**Requirement:** Quote the listing below in full and exactly as written, but omit every picture.

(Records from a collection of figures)
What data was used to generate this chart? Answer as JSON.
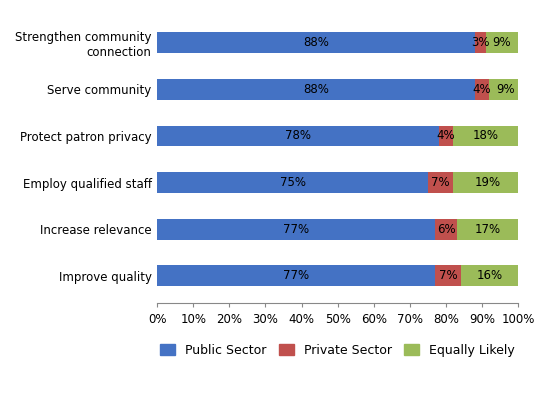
{
  "categories": [
    "Strengthen community\nconnection",
    "Serve community",
    "Protect patron privacy",
    "Employ qualified staff",
    "Increase relevance",
    "Improve quality"
  ],
  "public_sector": [
    88,
    88,
    78,
    75,
    77,
    77
  ],
  "private_sector": [
    3,
    4,
    4,
    7,
    6,
    7
  ],
  "equally_likely": [
    9,
    9,
    18,
    19,
    17,
    16
  ],
  "public_color": "#4472C4",
  "private_color": "#C0504D",
  "equally_color": "#9BBB59",
  "legend_labels": [
    "Public Sector",
    "Private Sector",
    "Equally Likely"
  ],
  "xlim": [
    0,
    100
  ],
  "xtick_labels": [
    "0%",
    "10%",
    "20%",
    "30%",
    "40%",
    "50%",
    "60%",
    "70%",
    "80%",
    "90%",
    "100%"
  ],
  "xtick_values": [
    0,
    10,
    20,
    30,
    40,
    50,
    60,
    70,
    80,
    90,
    100
  ],
  "bar_height": 0.45,
  "label_fontsize": 8.5,
  "tick_fontsize": 8.5,
  "legend_fontsize": 9,
  "fig_width": 5.5,
  "fig_height": 4.16,
  "dpi": 100
}
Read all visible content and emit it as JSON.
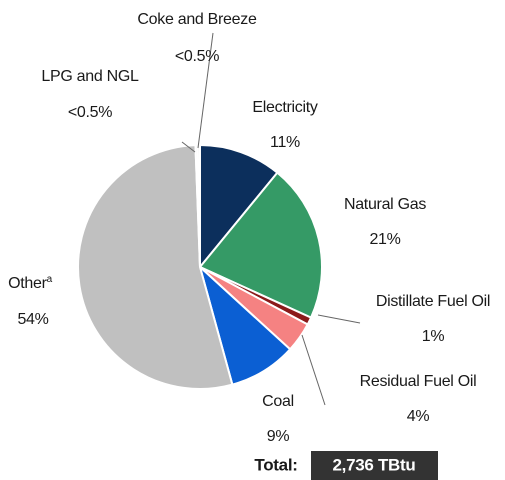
{
  "chart_data": {
    "type": "pie",
    "categories": [
      "Electricity",
      "Natural Gas",
      "Distillate Fuel Oil",
      "Residual Fuel Oil",
      "Coal",
      "Other",
      "LPG and NGL",
      "Coke and Breeze"
    ],
    "category_notes": [
      null,
      null,
      null,
      null,
      null,
      "a",
      null,
      null
    ],
    "values": [
      11,
      21,
      1,
      4,
      9,
      54,
      0.3,
      0.3
    ],
    "value_labels": [
      "11%",
      "21%",
      "1%",
      "4%",
      "9%",
      "54%",
      "<0.5%",
      "<0.5%"
    ],
    "colors": [
      "#0c2f5c",
      "#359a66",
      "#8b1a1a",
      "#f58282",
      "#0b5fd3",
      "#c0c0c0",
      "#e6e6e6",
      "#e6e6e6"
    ],
    "total_label": "Total:",
    "total": "2,736 TBtu"
  }
}
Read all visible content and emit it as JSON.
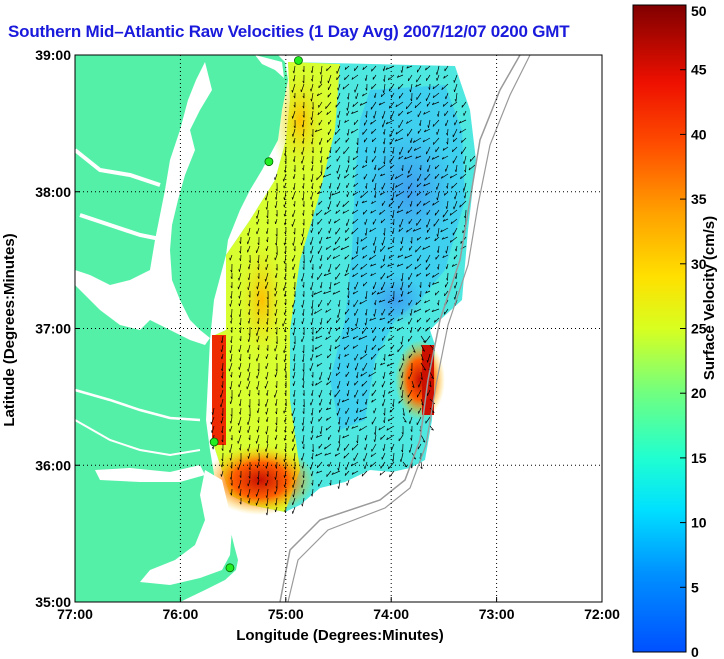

**Task output:**
What data was used to generate this chart? Answer as JSON.
{
  "categories": [
    "Strengthen community\nconnection",
    "Serve community",
    "Protect patron privacy",
    "Employ qualified staff",
    "Increase relevance",
    "Improve quality"
  ],
  "public_sector": [
    88,
    88,
    78,
    75,
    77,
    77
  ],
  "private_sector": [
    3,
    4,
    4,
    7,
    6,
    7
  ],
  "equally_likely": [
    9,
    9,
    18,
    19,
    17,
    16
  ],
  "public_color": "#4472C4",
  "private_color": "#C0504D",
  "equally_color": "#9BBB59",
  "legend_labels": [
    "Public Sector",
    "Private Sector",
    "Equally Likely"
  ],
  "xlim": [
    0,
    100
  ],
  "xtick_labels": [
    "0%",
    "10%",
    "20%",
    "30%",
    "40%",
    "50%",
    "60%",
    "70%",
    "80%",
    "90%",
    "100%"
  ],
  "xtick_values": [
    0,
    10,
    20,
    30,
    40,
    50,
    60,
    70,
    80,
    90,
    100
  ],
  "bar_height": 0.45,
  "label_fontsize": 8.5,
  "tick_fontsize": 8.5,
  "legend_fontsize": 9,
  "fig_width": 5.5,
  "fig_height": 4.16,
  "dpi": 100
}
Read all visible content and emit it as JSON.
{
  "chart_data": {
    "type": "pie",
    "categories": [
      "Electricity",
      "Natural Gas",
      "Distillate Fuel Oil",
      "Residual Fuel Oil",
      "Coal",
      "Other",
      "LPG and NGL",
      "Coke and Breeze"
    ],
    "category_notes": [
      null,
      null,
      null,
      null,
      null,
      "a",
      null,
      null
    ],
    "values": [
      11,
      21,
      1,
      4,
      9,
      54,
      0.3,
      0.3
    ],
    "value_labels": [
      "11%",
      "21%",
      "1%",
      "4%",
      "9%",
      "54%",
      "<0.5%",
      "<0.5%"
    ],
    "colors": [
      "#0c2f5c",
      "#359a66",
      "#8b1a1a",
      "#f58282",
      "#0b5fd3",
      "#c0c0c0",
      "#e6e6e6",
      "#e6e6e6"
    ],
    "total_label": "Total:",
    "total": "2,736 TBtu"
  }
}
Read all visible content and emit it as JSON.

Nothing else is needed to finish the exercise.